[Extracts from a graphics dataset]
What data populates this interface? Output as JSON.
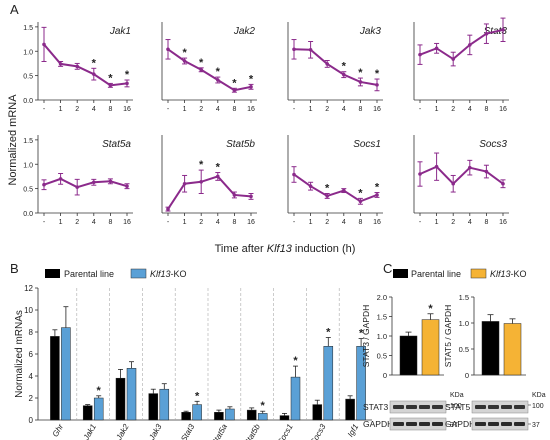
{
  "colors": {
    "line": "#8b2a8b",
    "parental": "#000000",
    "ko_blue": "#5aa0d6",
    "ko_orange": "#f5b335"
  },
  "panel_labels": {
    "a": "A",
    "b": "B",
    "c": "C"
  },
  "chart_data": [
    {
      "id": "A",
      "type": "line",
      "ylabel": "Normalized mRNA",
      "xlabel_parts": [
        "Time after ",
        "Klf13",
        " induction (h)"
      ],
      "categories": [
        "-",
        "1",
        "2",
        "4",
        "8",
        "16"
      ],
      "ylim": [
        0,
        1.6
      ],
      "grid": false,
      "subplots": [
        {
          "name": "Jak1",
          "values": [
            1.14,
            0.74,
            0.69,
            0.53,
            0.3,
            0.34
          ],
          "errors": [
            0.35,
            0.05,
            0.06,
            0.12,
            0.04,
            0.07
          ],
          "sig": [
            false,
            false,
            false,
            true,
            true,
            true
          ]
        },
        {
          "name": "Jak2",
          "values": [
            1.04,
            0.8,
            0.62,
            0.41,
            0.2,
            0.27
          ],
          "errors": [
            0.2,
            0.06,
            0.04,
            0.06,
            0.04,
            0.05
          ],
          "sig": [
            false,
            true,
            true,
            true,
            true,
            true
          ]
        },
        {
          "name": "Jak3",
          "values": [
            1.04,
            1.03,
            0.74,
            0.52,
            0.37,
            0.31
          ],
          "errors": [
            0.2,
            0.17,
            0.07,
            0.06,
            0.08,
            0.12
          ],
          "sig": [
            false,
            false,
            false,
            true,
            true,
            true
          ]
        },
        {
          "name": "Stat3",
          "values": [
            0.93,
            1.06,
            0.84,
            1.13,
            1.36,
            1.44
          ],
          "errors": [
            0.2,
            0.1,
            0.14,
            0.2,
            0.2,
            0.24
          ],
          "sig": [
            false,
            false,
            false,
            false,
            false,
            false
          ]
        },
        {
          "name": "Stat5a",
          "values": [
            0.58,
            0.7,
            0.53,
            0.63,
            0.65,
            0.55
          ],
          "errors": [
            0.1,
            0.11,
            0.16,
            0.06,
            0.05,
            0.05
          ],
          "sig": [
            false,
            false,
            false,
            false,
            false,
            false
          ]
        },
        {
          "name": "Stat5b",
          "values": [
            0.08,
            0.6,
            0.64,
            0.75,
            0.37,
            0.34
          ],
          "errors": [
            0.04,
            0.17,
            0.24,
            0.08,
            0.06,
            0.06
          ],
          "sig": [
            false,
            false,
            true,
            true,
            false,
            false
          ]
        },
        {
          "name": "Socs1",
          "values": [
            0.79,
            0.55,
            0.35,
            0.46,
            0.24,
            0.37
          ],
          "errors": [
            0.16,
            0.08,
            0.05,
            0.04,
            0.06,
            0.05
          ],
          "sig": [
            false,
            false,
            true,
            false,
            true,
            true
          ]
        },
        {
          "name": "Socs3",
          "values": [
            0.8,
            0.95,
            0.6,
            0.93,
            0.85,
            0.6
          ],
          "errors": [
            0.25,
            0.28,
            0.17,
            0.15,
            0.13,
            0.08
          ],
          "sig": [
            false,
            false,
            false,
            false,
            false,
            false
          ]
        }
      ]
    },
    {
      "id": "B",
      "type": "bar",
      "ylabel": "Normalized mRNAs",
      "ylim": [
        0,
        12
      ],
      "yticks": [
        0,
        2,
        4,
        6,
        8,
        10,
        12
      ],
      "categories": [
        "Ghr",
        "Jak1",
        "Jak2",
        "Jak3",
        "Stat3",
        "Stat5a",
        "Stat5b",
        "Socs1",
        "Socs3",
        "Igf1"
      ],
      "legend": [
        "Parental line",
        "Klf13-KO"
      ],
      "series": [
        {
          "name": "Parental line",
          "values": [
            7.6,
            1.3,
            3.8,
            2.4,
            0.7,
            0.7,
            0.9,
            0.4,
            1.4,
            1.9
          ],
          "errors": [
            0.6,
            0.1,
            0.8,
            0.4,
            0.1,
            0.2,
            0.2,
            0.2,
            0.4,
            0.3
          ]
        },
        {
          "name": "Klf13-KO",
          "values": [
            8.4,
            2.0,
            4.7,
            2.8,
            1.4,
            1.0,
            0.6,
            3.9,
            6.7,
            6.7
          ],
          "errors": [
            1.9,
            0.2,
            0.6,
            0.5,
            0.3,
            0.2,
            0.2,
            1.0,
            0.8,
            0.7
          ]
        }
      ],
      "sig": [
        false,
        true,
        false,
        false,
        true,
        false,
        true,
        true,
        true,
        true
      ]
    },
    {
      "id": "C",
      "type": "bar",
      "legend": [
        "Parental line",
        "Klf13-KO"
      ],
      "subplots": [
        {
          "ylabel": "STAT3 / GAPDH",
          "ylim": [
            0,
            2.0
          ],
          "yticks": [
            0,
            0.5,
            1.0,
            1.5,
            2.0
          ],
          "values": [
            1.0,
            1.42
          ],
          "errors": [
            0.1,
            0.15
          ],
          "sig": [
            false,
            true
          ],
          "blot_labels": [
            "STAT3",
            "GAPDH"
          ],
          "kda_marks": [
            "100",
            "37"
          ]
        },
        {
          "ylabel": "STAT5 / GAPDH",
          "ylim": [
            0,
            1.5
          ],
          "yticks": [
            0,
            0.5,
            1.0,
            1.5
          ],
          "values": [
            1.03,
            0.99
          ],
          "errors": [
            0.13,
            0.09
          ],
          "sig": [
            false,
            false
          ],
          "blot_labels": [
            "STAT5",
            "GAPDH"
          ],
          "kda_marks": [
            "100",
            "37"
          ]
        }
      ],
      "kda_unit": "KDa"
    }
  ]
}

*What this task involves*
Please retype every entry above exactly, leaving out any picture.

*Finished exercise*
What data populates this interface? Output as JSON.
{
  "colors": {
    "line": "#8b2a8b",
    "parental": "#000000",
    "ko_blue": "#5aa0d6",
    "ko_orange": "#f5b335"
  },
  "panel_labels": {
    "a": "A",
    "b": "B",
    "c": "C"
  },
  "chart_data": [
    {
      "id": "A",
      "type": "line",
      "ylabel": "Normalized mRNA",
      "xlabel_parts": [
        "Time after ",
        "Klf13",
        " induction (h)"
      ],
      "categories": [
        "-",
        "1",
        "2",
        "4",
        "8",
        "16"
      ],
      "ylim": [
        0,
        1.6
      ],
      "grid": false,
      "subplots": [
        {
          "name": "Jak1",
          "values": [
            1.14,
            0.74,
            0.69,
            0.53,
            0.3,
            0.34
          ],
          "errors": [
            0.35,
            0.05,
            0.06,
            0.12,
            0.04,
            0.07
          ],
          "sig": [
            false,
            false,
            false,
            true,
            true,
            true
          ]
        },
        {
          "name": "Jak2",
          "values": [
            1.04,
            0.8,
            0.62,
            0.41,
            0.2,
            0.27
          ],
          "errors": [
            0.2,
            0.06,
            0.04,
            0.06,
            0.04,
            0.05
          ],
          "sig": [
            false,
            true,
            true,
            true,
            true,
            true
          ]
        },
        {
          "name": "Jak3",
          "values": [
            1.04,
            1.03,
            0.74,
            0.52,
            0.37,
            0.31
          ],
          "errors": [
            0.2,
            0.17,
            0.07,
            0.06,
            0.08,
            0.12
          ],
          "sig": [
            false,
            false,
            false,
            true,
            true,
            true
          ]
        },
        {
          "name": "Stat3",
          "values": [
            0.93,
            1.06,
            0.84,
            1.13,
            1.36,
            1.44
          ],
          "errors": [
            0.2,
            0.1,
            0.14,
            0.2,
            0.2,
            0.24
          ],
          "sig": [
            false,
            false,
            false,
            false,
            false,
            false
          ]
        },
        {
          "name": "Stat5a",
          "values": [
            0.58,
            0.7,
            0.53,
            0.63,
            0.65,
            0.55
          ],
          "errors": [
            0.1,
            0.11,
            0.16,
            0.06,
            0.05,
            0.05
          ],
          "sig": [
            false,
            false,
            false,
            false,
            false,
            false
          ]
        },
        {
          "name": "Stat5b",
          "values": [
            0.08,
            0.6,
            0.64,
            0.75,
            0.37,
            0.34
          ],
          "errors": [
            0.04,
            0.17,
            0.24,
            0.08,
            0.06,
            0.06
          ],
          "sig": [
            false,
            false,
            true,
            true,
            false,
            false
          ]
        },
        {
          "name": "Socs1",
          "values": [
            0.79,
            0.55,
            0.35,
            0.46,
            0.24,
            0.37
          ],
          "errors": [
            0.16,
            0.08,
            0.05,
            0.04,
            0.06,
            0.05
          ],
          "sig": [
            false,
            false,
            true,
            false,
            true,
            true
          ]
        },
        {
          "name": "Socs3",
          "values": [
            0.8,
            0.95,
            0.6,
            0.93,
            0.85,
            0.6
          ],
          "errors": [
            0.25,
            0.28,
            0.17,
            0.15,
            0.13,
            0.08
          ],
          "sig": [
            false,
            false,
            false,
            false,
            false,
            false
          ]
        }
      ]
    },
    {
      "id": "B",
      "type": "bar",
      "ylabel": "Normalized mRNAs",
      "ylim": [
        0,
        12
      ],
      "yticks": [
        0,
        2,
        4,
        6,
        8,
        10,
        12
      ],
      "categories": [
        "Ghr",
        "Jak1",
        "Jak2",
        "Jak3",
        "Stat3",
        "Stat5a",
        "Stat5b",
        "Socs1",
        "Socs3",
        "Igf1"
      ],
      "legend": [
        "Parental line",
        "Klf13-KO"
      ],
      "series": [
        {
          "name": "Parental line",
          "values": [
            7.6,
            1.3,
            3.8,
            2.4,
            0.7,
            0.7,
            0.9,
            0.4,
            1.4,
            1.9
          ],
          "errors": [
            0.6,
            0.1,
            0.8,
            0.4,
            0.1,
            0.2,
            0.2,
            0.2,
            0.4,
            0.3
          ]
        },
        {
          "name": "Klf13-KO",
          "values": [
            8.4,
            2.0,
            4.7,
            2.8,
            1.4,
            1.0,
            0.6,
            3.9,
            6.7,
            6.7
          ],
          "errors": [
            1.9,
            0.2,
            0.6,
            0.5,
            0.3,
            0.2,
            0.2,
            1.0,
            0.8,
            0.7
          ]
        }
      ],
      "sig": [
        false,
        true,
        false,
        false,
        true,
        false,
        true,
        true,
        true,
        true
      ]
    },
    {
      "id": "C",
      "type": "bar",
      "legend": [
        "Parental line",
        "Klf13-KO"
      ],
      "subplots": [
        {
          "ylabel": "STAT3 / GAPDH",
          "ylim": [
            0,
            2.0
          ],
          "yticks": [
            0,
            0.5,
            1.0,
            1.5,
            2.0
          ],
          "values": [
            1.0,
            1.42
          ],
          "errors": [
            0.1,
            0.15
          ],
          "sig": [
            false,
            true
          ],
          "blot_labels": [
            "STAT3",
            "GAPDH"
          ],
          "kda_marks": [
            "100",
            "37"
          ]
        },
        {
          "ylabel": "STAT5 / GAPDH",
          "ylim": [
            0,
            1.5
          ],
          "yticks": [
            0,
            0.5,
            1.0,
            1.5
          ],
          "values": [
            1.03,
            0.99
          ],
          "errors": [
            0.13,
            0.09
          ],
          "sig": [
            false,
            false
          ],
          "blot_labels": [
            "STAT5",
            "GAPDH"
          ],
          "kda_marks": [
            "100",
            "37"
          ]
        }
      ],
      "kda_unit": "KDa"
    }
  ]
}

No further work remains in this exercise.